- _EXERCISE REQUIREMENTS_
Verbatim output of all the material below is required.
---------------
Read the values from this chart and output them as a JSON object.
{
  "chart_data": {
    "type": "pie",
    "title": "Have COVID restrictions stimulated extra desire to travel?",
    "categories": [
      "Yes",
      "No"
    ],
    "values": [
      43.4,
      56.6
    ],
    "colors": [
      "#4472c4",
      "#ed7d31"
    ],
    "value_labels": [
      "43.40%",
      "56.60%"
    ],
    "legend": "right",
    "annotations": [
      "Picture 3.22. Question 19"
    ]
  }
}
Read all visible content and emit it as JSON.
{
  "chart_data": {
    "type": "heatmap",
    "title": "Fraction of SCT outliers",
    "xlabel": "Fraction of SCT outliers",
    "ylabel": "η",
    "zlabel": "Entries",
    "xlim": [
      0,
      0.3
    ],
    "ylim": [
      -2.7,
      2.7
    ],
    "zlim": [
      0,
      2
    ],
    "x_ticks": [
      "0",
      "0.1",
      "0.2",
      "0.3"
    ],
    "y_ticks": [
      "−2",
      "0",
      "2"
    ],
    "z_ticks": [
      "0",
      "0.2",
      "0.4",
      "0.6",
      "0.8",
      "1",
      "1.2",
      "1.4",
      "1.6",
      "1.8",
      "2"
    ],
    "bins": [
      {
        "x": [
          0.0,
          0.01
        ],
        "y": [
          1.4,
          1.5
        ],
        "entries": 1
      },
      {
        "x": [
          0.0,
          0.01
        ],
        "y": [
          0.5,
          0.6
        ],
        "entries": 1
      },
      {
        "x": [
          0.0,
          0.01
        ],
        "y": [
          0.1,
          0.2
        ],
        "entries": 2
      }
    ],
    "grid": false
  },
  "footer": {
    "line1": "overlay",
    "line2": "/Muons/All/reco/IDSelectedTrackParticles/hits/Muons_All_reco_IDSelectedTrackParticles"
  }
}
---------------
- _TASK ANSWER_
Read the values from this chart and output them as a JSON object.
{
  "chart_data": {
    "type": "pie",
    "title": "Have COVID restrictions stimulated extra desire to travel?",
    "categories": [
      "Yes",
      "No"
    ],
    "values": [
      43.4,
      56.6
    ],
    "colors": [
      "#4472c4",
      "#ed7d31"
    ],
    "value_labels": [
      "43.40%",
      "56.60%"
    ],
    "legend": "right",
    "annotations": [
      "Picture 3.22. Question 19"
    ]
  }
}
Read all visible content and emit it as JSON.
{
  "chart_data": {
    "type": "heatmap",
    "title": "Fraction of SCT outliers",
    "xlabel": "Fraction of SCT outliers",
    "ylabel": "η",
    "zlabel": "Entries",
    "xlim": [
      0,
      0.3
    ],
    "ylim": [
      -2.7,
      2.7
    ],
    "zlim": [
      0,
      2
    ],
    "x_ticks": [
      "0",
      "0.1",
      "0.2",
      "0.3"
    ],
    "y_ticks": [
      "−2",
      "0",
      "2"
    ],
    "z_ticks": [
      "0",
      "0.2",
      "0.4",
      "0.6",
      "0.8",
      "1",
      "1.2",
      "1.4",
      "1.6",
      "1.8",
      "2"
    ],
    "bins": [
      {
        "x": [
          0.0,
          0.01
        ],
        "y": [
          1.4,
          1.5
        ],
        "entries": 1
      },
      {
        "x": [
          0.0,
          0.01
        ],
        "y": [
          0.5,
          0.6
        ],
        "entries": 1
      },
      {
        "x": [
          0.0,
          0.01
        ],
        "y": [
          0.1,
          0.2
        ],
        "entries": 2
      }
    ],
    "grid": false
  },
  "footer": {
    "line1": "overlay",
    "line2": "/Muons/All/reco/IDSelectedTrackParticles/hits/Muons_All_reco_IDSelectedTrackParticles"
  }
}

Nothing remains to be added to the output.